## [Exercise description]
How many lines of the entries below include the word "ylabel"? Answer with the number alone.

## [Records to process]
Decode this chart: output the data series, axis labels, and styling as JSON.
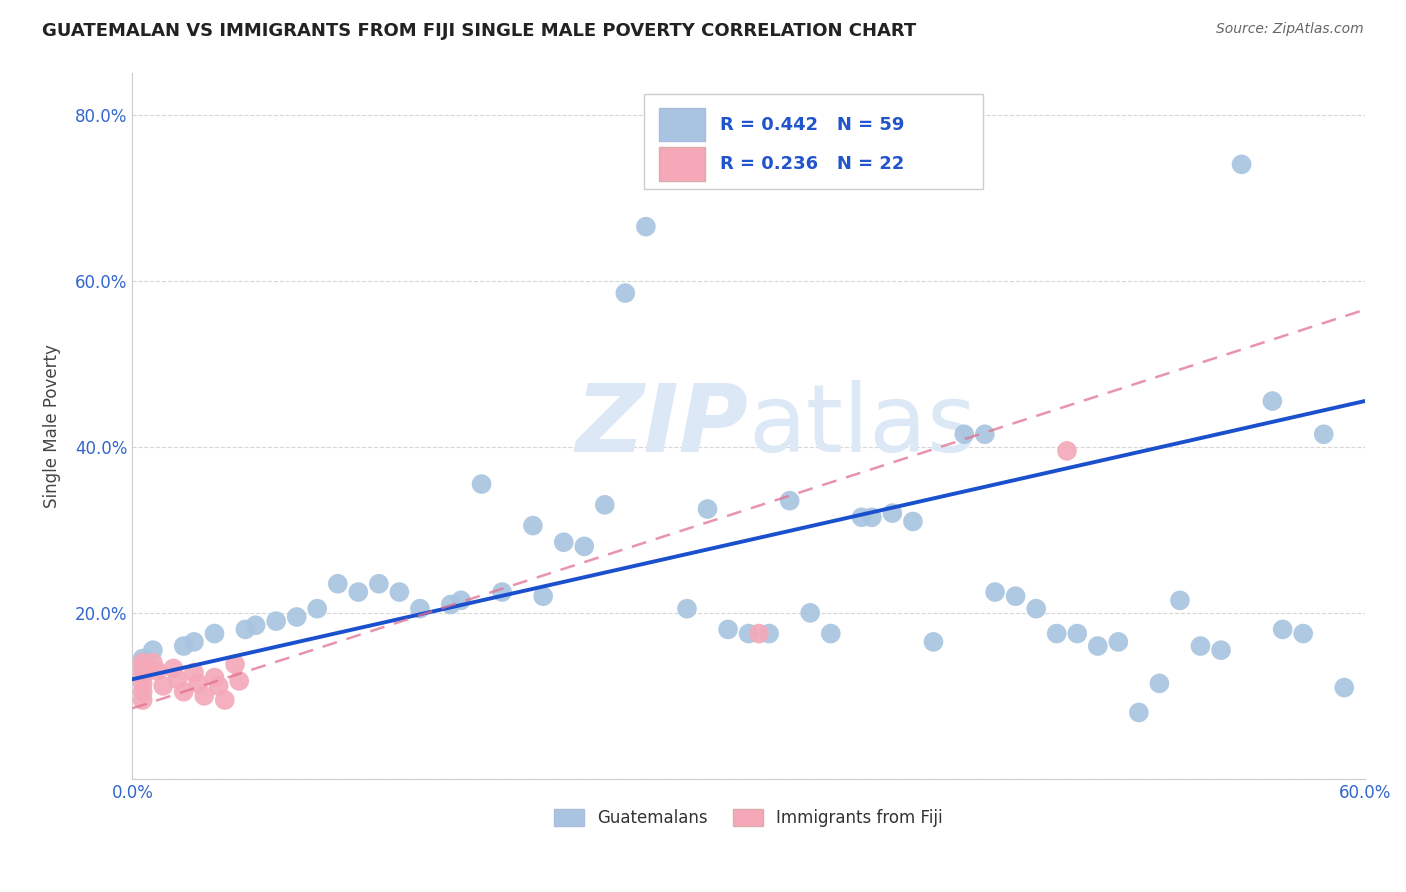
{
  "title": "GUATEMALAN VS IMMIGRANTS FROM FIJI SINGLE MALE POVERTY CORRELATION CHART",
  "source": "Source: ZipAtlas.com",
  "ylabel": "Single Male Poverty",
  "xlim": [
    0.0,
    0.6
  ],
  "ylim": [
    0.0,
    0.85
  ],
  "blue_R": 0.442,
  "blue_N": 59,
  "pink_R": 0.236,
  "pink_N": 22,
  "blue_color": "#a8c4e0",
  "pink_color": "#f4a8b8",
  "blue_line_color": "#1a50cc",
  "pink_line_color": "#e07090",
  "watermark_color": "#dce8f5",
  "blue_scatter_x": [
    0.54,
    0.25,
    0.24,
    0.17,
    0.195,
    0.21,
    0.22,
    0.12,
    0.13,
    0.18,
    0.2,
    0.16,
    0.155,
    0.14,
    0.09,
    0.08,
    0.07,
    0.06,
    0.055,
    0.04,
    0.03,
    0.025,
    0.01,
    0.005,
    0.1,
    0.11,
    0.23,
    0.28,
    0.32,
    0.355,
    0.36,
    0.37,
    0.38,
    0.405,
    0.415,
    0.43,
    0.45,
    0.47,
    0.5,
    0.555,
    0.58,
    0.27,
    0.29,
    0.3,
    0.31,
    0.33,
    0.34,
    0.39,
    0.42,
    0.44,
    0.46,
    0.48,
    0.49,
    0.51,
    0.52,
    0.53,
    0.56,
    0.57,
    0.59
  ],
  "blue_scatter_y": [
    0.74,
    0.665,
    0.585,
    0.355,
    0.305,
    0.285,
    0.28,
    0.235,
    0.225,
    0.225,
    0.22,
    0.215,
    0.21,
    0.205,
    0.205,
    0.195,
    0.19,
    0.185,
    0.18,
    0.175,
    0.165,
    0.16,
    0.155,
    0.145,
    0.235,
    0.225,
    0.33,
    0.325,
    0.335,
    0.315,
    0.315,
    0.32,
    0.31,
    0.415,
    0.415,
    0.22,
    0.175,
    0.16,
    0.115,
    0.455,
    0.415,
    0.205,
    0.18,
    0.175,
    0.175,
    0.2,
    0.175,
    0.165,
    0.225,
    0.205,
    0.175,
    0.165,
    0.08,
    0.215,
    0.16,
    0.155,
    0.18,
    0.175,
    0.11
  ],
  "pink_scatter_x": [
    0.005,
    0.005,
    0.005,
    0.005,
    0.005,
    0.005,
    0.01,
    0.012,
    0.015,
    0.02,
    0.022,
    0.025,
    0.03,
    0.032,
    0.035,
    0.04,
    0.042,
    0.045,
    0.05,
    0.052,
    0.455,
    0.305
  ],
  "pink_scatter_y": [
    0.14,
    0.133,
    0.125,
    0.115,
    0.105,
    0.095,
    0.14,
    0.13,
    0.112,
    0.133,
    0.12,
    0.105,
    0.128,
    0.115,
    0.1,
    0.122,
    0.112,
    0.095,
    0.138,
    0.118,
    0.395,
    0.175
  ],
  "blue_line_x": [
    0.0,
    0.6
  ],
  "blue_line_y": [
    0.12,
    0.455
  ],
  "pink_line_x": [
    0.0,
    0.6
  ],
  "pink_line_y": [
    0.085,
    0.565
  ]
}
==
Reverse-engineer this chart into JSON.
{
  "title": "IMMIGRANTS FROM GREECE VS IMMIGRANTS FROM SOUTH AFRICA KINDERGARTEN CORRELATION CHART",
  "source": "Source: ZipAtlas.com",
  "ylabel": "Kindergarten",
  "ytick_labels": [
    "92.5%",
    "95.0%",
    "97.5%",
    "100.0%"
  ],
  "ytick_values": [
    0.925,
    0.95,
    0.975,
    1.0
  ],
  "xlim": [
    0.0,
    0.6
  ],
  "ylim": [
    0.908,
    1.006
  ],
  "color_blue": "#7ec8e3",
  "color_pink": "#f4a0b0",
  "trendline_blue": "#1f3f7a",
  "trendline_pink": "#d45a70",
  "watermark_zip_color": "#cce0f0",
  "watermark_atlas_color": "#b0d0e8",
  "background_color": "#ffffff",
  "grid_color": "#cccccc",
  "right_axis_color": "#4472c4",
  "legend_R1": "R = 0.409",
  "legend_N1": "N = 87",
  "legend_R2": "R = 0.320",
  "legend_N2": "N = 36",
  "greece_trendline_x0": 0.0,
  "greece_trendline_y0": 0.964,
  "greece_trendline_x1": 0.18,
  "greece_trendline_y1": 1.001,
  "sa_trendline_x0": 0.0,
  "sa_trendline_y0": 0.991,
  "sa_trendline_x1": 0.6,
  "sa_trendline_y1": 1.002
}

## [Solved exercise]
2